### PROBLEM
Write out only the lines from the line containing "Read the values" to the end of the listing below, both included, exactly as they stand. Drop the pictures.

## Start

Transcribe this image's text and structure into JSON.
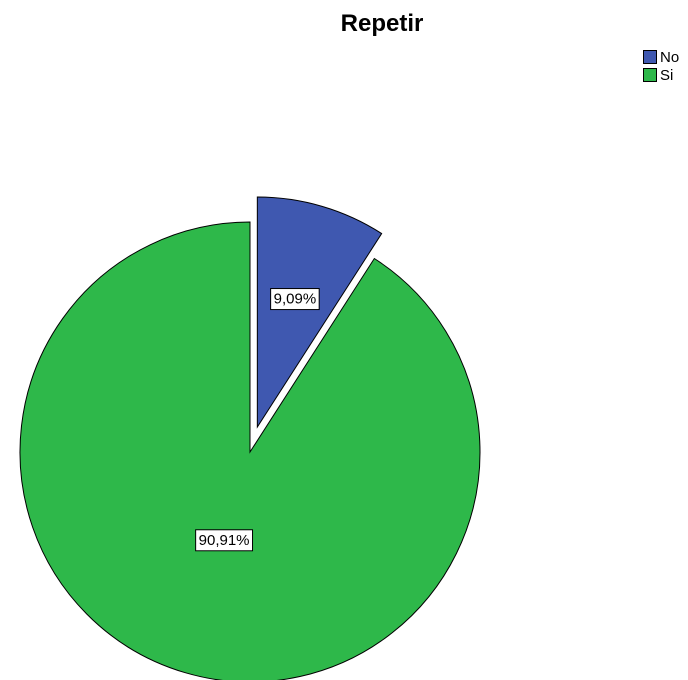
{
  "chart_data": {
    "type": "pie",
    "title": "Repetir",
    "categories": [
      "No",
      "Si"
    ],
    "values": [
      9.09,
      90.91
    ],
    "labels": [
      "9,09%",
      "90,91%"
    ],
    "colors": [
      "#3f58b0",
      "#2eb84a"
    ],
    "exploded": [
      true,
      false
    ],
    "legend": {
      "position": "top-right",
      "entries": [
        "No",
        "Si"
      ]
    }
  }
}
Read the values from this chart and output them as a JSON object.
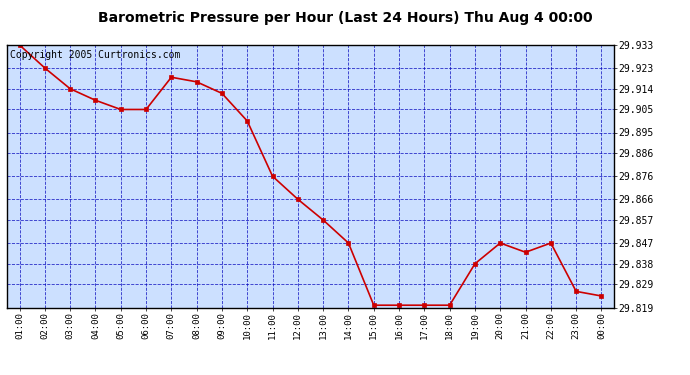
{
  "title": "Barometric Pressure per Hour (Last 24 Hours) Thu Aug 4 00:00",
  "copyright": "Copyright 2005 Curtronics.com",
  "hours": [
    "01:00",
    "02:00",
    "03:00",
    "04:00",
    "05:00",
    "06:00",
    "07:00",
    "08:00",
    "09:00",
    "10:00",
    "11:00",
    "12:00",
    "13:00",
    "14:00",
    "15:00",
    "16:00",
    "17:00",
    "18:00",
    "19:00",
    "20:00",
    "21:00",
    "22:00",
    "23:00",
    "00:00"
  ],
  "values": [
    29.933,
    29.923,
    29.914,
    29.909,
    29.905,
    29.905,
    29.919,
    29.917,
    29.912,
    29.9,
    29.876,
    29.866,
    29.857,
    29.847,
    29.82,
    29.82,
    29.82,
    29.82,
    29.838,
    29.847,
    29.843,
    29.847,
    29.826,
    29.824
  ],
  "yticks": [
    29.933,
    29.923,
    29.914,
    29.905,
    29.895,
    29.886,
    29.876,
    29.866,
    29.857,
    29.847,
    29.838,
    29.829,
    29.819
  ],
  "ymin": 29.819,
  "ymax": 29.933,
  "line_color": "#cc0000",
  "marker_color": "#cc0000",
  "bg_color": "#cce0ff",
  "grid_color": "#0000bb",
  "title_fontsize": 10,
  "copyright_fontsize": 7
}
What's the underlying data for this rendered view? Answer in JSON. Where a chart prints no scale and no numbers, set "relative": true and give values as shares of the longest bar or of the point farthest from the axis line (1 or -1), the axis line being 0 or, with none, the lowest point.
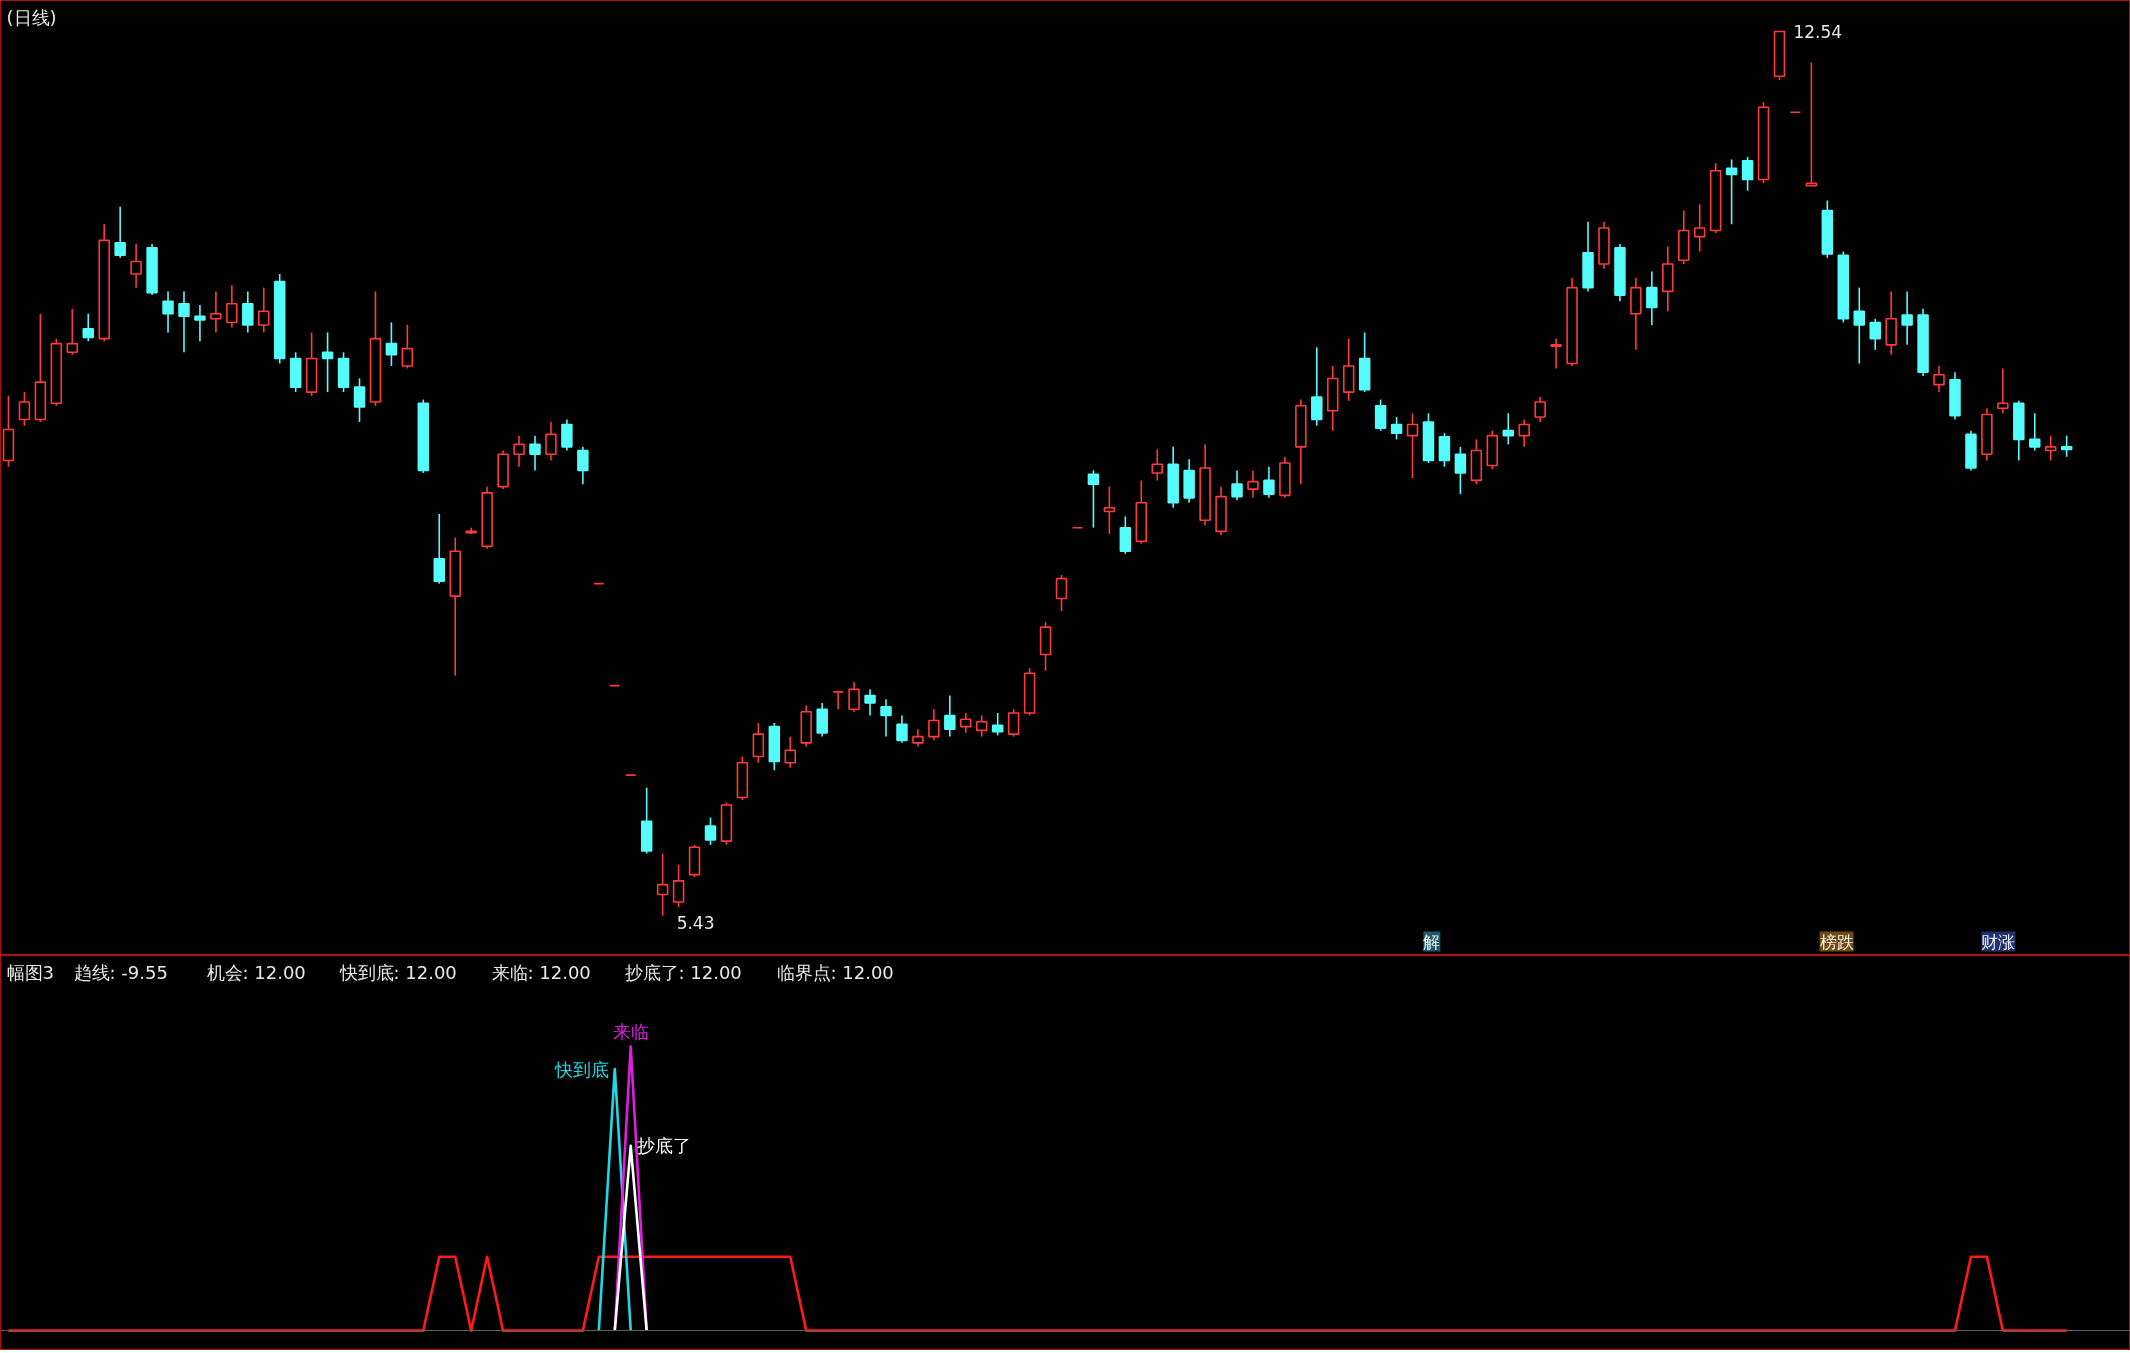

## End

### WRITTEN RESPONSE
Read the values from this chart and output them as a JSON object.
{
  "title": "Barometric Pressure per Hour (Last 24 Hours) Thu Aug 4 00:00",
  "copyright": "Copyright 2005 Curtronics.com",
  "hours": [
    "01:00",
    "02:00",
    "03:00",
    "04:00",
    "05:00",
    "06:00",
    "07:00",
    "08:00",
    "09:00",
    "10:00",
    "11:00",
    "12:00",
    "13:00",
    "14:00",
    "15:00",
    "16:00",
    "17:00",
    "18:00",
    "19:00",
    "20:00",
    "21:00",
    "22:00",
    "23:00",
    "00:00"
  ],
  "values": [
    29.933,
    29.923,
    29.914,
    29.909,
    29.905,
    29.905,
    29.919,
    29.917,
    29.912,
    29.9,
    29.876,
    29.866,
    29.857,
    29.847,
    29.82,
    29.82,
    29.82,
    29.82,
    29.838,
    29.847,
    29.843,
    29.847,
    29.826,
    29.824
  ],
  "yticks": [
    29.933,
    29.923,
    29.914,
    29.905,
    29.895,
    29.886,
    29.876,
    29.866,
    29.857,
    29.847,
    29.838,
    29.829,
    29.819
  ],
  "ymin": 29.819,
  "ymax": 29.933,
  "line_color": "#cc0000",
  "marker_color": "#cc0000",
  "bg_color": "#cce0ff",
  "grid_color": "#0000bb",
  "title_fontsize": 10,
  "copyright_fontsize": 7
}
What's the underlying data for this rendered view? Answer in JSON. Where a chart prints no scale and no numbers, set "relative": true and give values as shares of the longest bar or of the point farthest from the axis line (1 or -1), the axis line being 0 or, with none, the lowest point.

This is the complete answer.